> _INFORMATION PROVIDED_:

┌────────

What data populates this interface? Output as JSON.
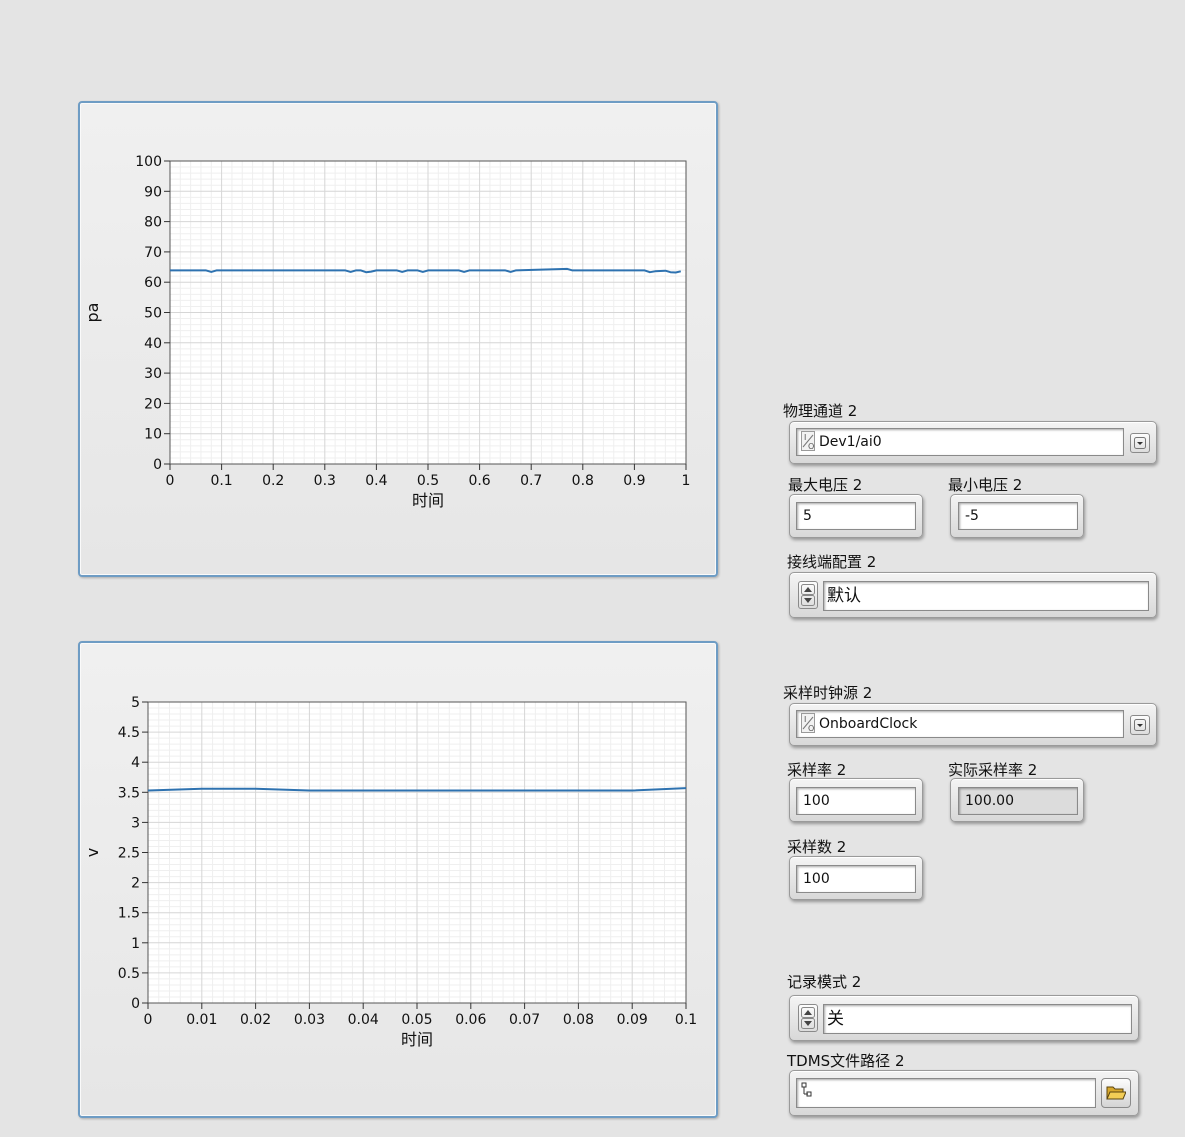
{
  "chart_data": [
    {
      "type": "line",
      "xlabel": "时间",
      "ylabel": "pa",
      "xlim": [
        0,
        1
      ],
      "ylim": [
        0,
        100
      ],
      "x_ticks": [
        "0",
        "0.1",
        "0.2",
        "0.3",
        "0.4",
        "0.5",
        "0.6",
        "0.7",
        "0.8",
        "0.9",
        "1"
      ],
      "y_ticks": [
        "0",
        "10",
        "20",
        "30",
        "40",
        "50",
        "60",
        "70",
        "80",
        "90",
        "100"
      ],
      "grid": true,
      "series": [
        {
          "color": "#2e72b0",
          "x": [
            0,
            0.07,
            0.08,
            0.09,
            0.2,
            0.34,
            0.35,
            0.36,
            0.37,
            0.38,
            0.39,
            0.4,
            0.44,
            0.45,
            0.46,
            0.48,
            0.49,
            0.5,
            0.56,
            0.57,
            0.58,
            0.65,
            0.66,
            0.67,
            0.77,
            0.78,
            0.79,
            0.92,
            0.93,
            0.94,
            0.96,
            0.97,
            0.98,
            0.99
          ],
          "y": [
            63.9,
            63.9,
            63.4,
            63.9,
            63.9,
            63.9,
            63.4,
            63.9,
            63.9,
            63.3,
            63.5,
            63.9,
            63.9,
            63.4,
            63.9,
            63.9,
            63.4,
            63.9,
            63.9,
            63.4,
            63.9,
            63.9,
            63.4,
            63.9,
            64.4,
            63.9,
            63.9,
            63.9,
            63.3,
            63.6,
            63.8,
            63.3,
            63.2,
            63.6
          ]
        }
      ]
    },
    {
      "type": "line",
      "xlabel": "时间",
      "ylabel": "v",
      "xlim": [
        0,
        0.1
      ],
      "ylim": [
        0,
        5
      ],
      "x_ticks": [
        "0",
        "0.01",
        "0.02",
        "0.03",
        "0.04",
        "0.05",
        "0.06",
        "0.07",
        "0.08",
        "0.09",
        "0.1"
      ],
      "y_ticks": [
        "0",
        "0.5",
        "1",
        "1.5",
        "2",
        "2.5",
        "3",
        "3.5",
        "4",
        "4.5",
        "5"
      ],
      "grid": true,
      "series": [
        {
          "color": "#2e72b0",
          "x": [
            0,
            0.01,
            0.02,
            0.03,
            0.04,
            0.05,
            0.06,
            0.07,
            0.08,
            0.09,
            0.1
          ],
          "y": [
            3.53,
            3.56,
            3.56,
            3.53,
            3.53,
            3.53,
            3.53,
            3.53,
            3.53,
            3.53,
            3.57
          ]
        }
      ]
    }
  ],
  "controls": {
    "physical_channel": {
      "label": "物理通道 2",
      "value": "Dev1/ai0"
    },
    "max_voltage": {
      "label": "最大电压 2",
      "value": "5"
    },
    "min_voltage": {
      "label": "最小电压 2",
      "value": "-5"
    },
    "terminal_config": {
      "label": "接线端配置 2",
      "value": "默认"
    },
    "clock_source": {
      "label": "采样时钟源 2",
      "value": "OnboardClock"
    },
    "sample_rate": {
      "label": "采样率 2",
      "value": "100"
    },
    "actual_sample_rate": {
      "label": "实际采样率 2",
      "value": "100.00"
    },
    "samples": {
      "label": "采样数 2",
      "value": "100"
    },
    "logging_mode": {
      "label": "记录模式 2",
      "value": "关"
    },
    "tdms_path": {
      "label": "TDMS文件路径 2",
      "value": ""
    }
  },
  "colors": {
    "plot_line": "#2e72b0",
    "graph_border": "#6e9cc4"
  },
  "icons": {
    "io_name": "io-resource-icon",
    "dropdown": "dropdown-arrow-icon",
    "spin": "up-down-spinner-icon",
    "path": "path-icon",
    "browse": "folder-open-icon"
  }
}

└────────

> _YOUR OBJECTIVE_: Reproduce the data word for word, excluding its pictures.

> _FINISHED ANSWER_:
What data populates this interface? Output as JSON.
{
  "chart_data": [
    {
      "type": "line",
      "xlabel": "时间",
      "ylabel": "pa",
      "xlim": [
        0,
        1
      ],
      "ylim": [
        0,
        100
      ],
      "x_ticks": [
        "0",
        "0.1",
        "0.2",
        "0.3",
        "0.4",
        "0.5",
        "0.6",
        "0.7",
        "0.8",
        "0.9",
        "1"
      ],
      "y_ticks": [
        "0",
        "10",
        "20",
        "30",
        "40",
        "50",
        "60",
        "70",
        "80",
        "90",
        "100"
      ],
      "grid": true,
      "series": [
        {
          "color": "#2e72b0",
          "x": [
            0,
            0.07,
            0.08,
            0.09,
            0.2,
            0.34,
            0.35,
            0.36,
            0.37,
            0.38,
            0.39,
            0.4,
            0.44,
            0.45,
            0.46,
            0.48,
            0.49,
            0.5,
            0.56,
            0.57,
            0.58,
            0.65,
            0.66,
            0.67,
            0.77,
            0.78,
            0.79,
            0.92,
            0.93,
            0.94,
            0.96,
            0.97,
            0.98,
            0.99
          ],
          "y": [
            63.9,
            63.9,
            63.4,
            63.9,
            63.9,
            63.9,
            63.4,
            63.9,
            63.9,
            63.3,
            63.5,
            63.9,
            63.9,
            63.4,
            63.9,
            63.9,
            63.4,
            63.9,
            63.9,
            63.4,
            63.9,
            63.9,
            63.4,
            63.9,
            64.4,
            63.9,
            63.9,
            63.9,
            63.3,
            63.6,
            63.8,
            63.3,
            63.2,
            63.6
          ]
        }
      ]
    },
    {
      "type": "line",
      "xlabel": "时间",
      "ylabel": "v",
      "xlim": [
        0,
        0.1
      ],
      "ylim": [
        0,
        5
      ],
      "x_ticks": [
        "0",
        "0.01",
        "0.02",
        "0.03",
        "0.04",
        "0.05",
        "0.06",
        "0.07",
        "0.08",
        "0.09",
        "0.1"
      ],
      "y_ticks": [
        "0",
        "0.5",
        "1",
        "1.5",
        "2",
        "2.5",
        "3",
        "3.5",
        "4",
        "4.5",
        "5"
      ],
      "grid": true,
      "series": [
        {
          "color": "#2e72b0",
          "x": [
            0,
            0.01,
            0.02,
            0.03,
            0.04,
            0.05,
            0.06,
            0.07,
            0.08,
            0.09,
            0.1
          ],
          "y": [
            3.53,
            3.56,
            3.56,
            3.53,
            3.53,
            3.53,
            3.53,
            3.53,
            3.53,
            3.53,
            3.57
          ]
        }
      ]
    }
  ],
  "controls": {
    "physical_channel": {
      "label": "物理通道 2",
      "value": "Dev1/ai0"
    },
    "max_voltage": {
      "label": "最大电压 2",
      "value": "5"
    },
    "min_voltage": {
      "label": "最小电压 2",
      "value": "-5"
    },
    "terminal_config": {
      "label": "接线端配置 2",
      "value": "默认"
    },
    "clock_source": {
      "label": "采样时钟源 2",
      "value": "OnboardClock"
    },
    "sample_rate": {
      "label": "采样率 2",
      "value": "100"
    },
    "actual_sample_rate": {
      "label": "实际采样率 2",
      "value": "100.00"
    },
    "samples": {
      "label": "采样数 2",
      "value": "100"
    },
    "logging_mode": {
      "label": "记录模式 2",
      "value": "关"
    },
    "tdms_path": {
      "label": "TDMS文件路径 2",
      "value": ""
    }
  },
  "colors": {
    "plot_line": "#2e72b0",
    "graph_border": "#6e9cc4"
  },
  "icons": {
    "io_name": "io-resource-icon",
    "dropdown": "dropdown-arrow-icon",
    "spin": "up-down-spinner-icon",
    "path": "path-icon",
    "browse": "folder-open-icon"
  }
}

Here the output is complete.